- What you have to do: Write out the records again, exactly, leaving none out.

::: Given data

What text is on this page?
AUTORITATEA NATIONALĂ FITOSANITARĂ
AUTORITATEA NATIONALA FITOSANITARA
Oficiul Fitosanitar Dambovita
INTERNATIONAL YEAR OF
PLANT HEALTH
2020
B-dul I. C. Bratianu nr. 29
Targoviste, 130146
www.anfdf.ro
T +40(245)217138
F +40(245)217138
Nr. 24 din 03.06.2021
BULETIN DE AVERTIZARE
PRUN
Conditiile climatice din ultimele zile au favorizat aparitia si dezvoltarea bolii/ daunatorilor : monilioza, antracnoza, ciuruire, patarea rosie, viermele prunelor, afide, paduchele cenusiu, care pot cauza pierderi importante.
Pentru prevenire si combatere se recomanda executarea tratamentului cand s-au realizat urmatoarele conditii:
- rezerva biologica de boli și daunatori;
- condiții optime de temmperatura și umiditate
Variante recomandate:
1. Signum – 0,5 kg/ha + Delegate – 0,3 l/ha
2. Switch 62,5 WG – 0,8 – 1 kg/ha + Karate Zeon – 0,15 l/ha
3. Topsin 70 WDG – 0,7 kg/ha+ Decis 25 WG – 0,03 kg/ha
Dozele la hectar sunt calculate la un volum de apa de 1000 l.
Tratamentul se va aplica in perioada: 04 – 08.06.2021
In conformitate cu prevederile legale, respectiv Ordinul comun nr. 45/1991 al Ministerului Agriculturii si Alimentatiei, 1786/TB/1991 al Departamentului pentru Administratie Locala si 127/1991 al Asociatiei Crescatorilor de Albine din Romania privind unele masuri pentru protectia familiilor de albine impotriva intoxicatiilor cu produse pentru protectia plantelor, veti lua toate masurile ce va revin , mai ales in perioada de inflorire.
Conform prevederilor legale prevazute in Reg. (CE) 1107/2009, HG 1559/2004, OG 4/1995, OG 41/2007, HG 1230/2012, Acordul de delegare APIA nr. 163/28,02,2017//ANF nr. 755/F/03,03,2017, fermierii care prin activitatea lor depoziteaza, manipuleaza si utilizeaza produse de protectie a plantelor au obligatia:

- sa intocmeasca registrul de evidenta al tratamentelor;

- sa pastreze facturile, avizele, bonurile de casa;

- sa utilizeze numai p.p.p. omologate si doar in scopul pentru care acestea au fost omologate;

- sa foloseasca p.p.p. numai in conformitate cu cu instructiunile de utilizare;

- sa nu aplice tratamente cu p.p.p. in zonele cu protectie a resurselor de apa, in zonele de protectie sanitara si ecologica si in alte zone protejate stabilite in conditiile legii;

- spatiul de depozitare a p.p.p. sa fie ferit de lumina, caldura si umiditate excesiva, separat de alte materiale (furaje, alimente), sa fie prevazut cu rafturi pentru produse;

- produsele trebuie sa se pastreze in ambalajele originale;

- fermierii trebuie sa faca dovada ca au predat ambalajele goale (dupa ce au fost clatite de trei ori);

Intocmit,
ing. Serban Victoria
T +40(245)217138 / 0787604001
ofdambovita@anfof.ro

::::::

- Response:
What text is on this page?
AUTORITATEA NATIONALĂ FITOSANITARĂ
AUTORITATEA NATIONALA FITOSANITARA
Oficiul Fitosanitar Dambovita
INTERNATIONAL YEAR OF
PLANT HEALTH
2020
B-dul I. C. Bratianu nr. 29
Targoviste, 130146
www.anfdf.ro
T +40(245)217138
F +40(245)217138
Nr. 24 din 03.06.2021
BULETIN DE AVERTIZARE
PRUN
Conditiile climatice din ultimele zile au favorizat aparitia si dezvoltarea bolii/ daunatorilor : monilioza, antracnoza, ciuruire, patarea rosie, viermele prunelor, afide, paduchele cenusiu, care pot cauza pierderi importante.
Pentru prevenire si combatere se recomanda executarea tratamentului cand s-au realizat urmatoarele conditii:
- rezerva biologica de boli și daunatori;
- condiții optime de temmperatura și umiditate
Variante recomandate:
1. Signum – 0,5 kg/ha + Delegate – 0,3 l/ha
2. Switch 62,5 WG – 0,8 – 1 kg/ha + Karate Zeon – 0,15 l/ha
3. Topsin 70 WDG – 0,7 kg/ha+ Decis 25 WG – 0,03 kg/ha
Dozele la hectar sunt calculate la un volum de apa de 1000 l.
Tratamentul se va aplica in perioada: 04 – 08.06.2021
In conformitate cu prevederile legale, respectiv Ordinul comun nr. 45/1991 al Ministerului Agriculturii si Alimentatiei, 1786/TB/1991 al Departamentului pentru Administratie Locala si 127/1991 al Asociatiei Crescatorilor de Albine din Romania privind unele masuri pentru protectia familiilor de albine impotriva intoxicatiilor cu produse pentru protectia plantelor, veti lua toate masurile ce va revin , mai ales in perioada de inflorire.
Conform prevederilor legale prevazute in Reg. (CE) 1107/2009, HG 1559/2004, OG 4/1995, OG 41/2007, HG 1230/2012, Acordul de delegare APIA nr. 163/28,02,2017//ANF nr. 755/F/03,03,2017, fermierii care prin activitatea lor depoziteaza, manipuleaza si utilizeaza produse de protectie a plantelor au obligatia:

- sa intocmeasca registrul de evidenta al tratamentelor;

- sa pastreze facturile, avizele, bonurile de casa;

- sa utilizeze numai p.p.p. omologate si doar in scopul pentru care acestea au fost omologate;

- sa foloseasca p.p.p. numai in conformitate cu cu instructiunile de utilizare;

- sa nu aplice tratamente cu p.p.p. in zonele cu protectie a resurselor de apa, in zonele de protectie sanitara si ecologica si in alte zone protejate stabilite in conditiile legii;

- spatiul de depozitare a p.p.p. sa fie ferit de lumina, caldura si umiditate excesiva, separat de alte materiale (furaje, alimente), sa fie prevazut cu rafturi pentru produse;

- produsele trebuie sa se pastreze in ambalajele originale;

- fermierii trebuie sa faca dovada ca au predat ambalajele goale (dupa ce au fost clatite de trei ori);

Intocmit,
ing. Serban Victoria
T +40(245)217138 / 0787604001
ofdambovita@anfof.ro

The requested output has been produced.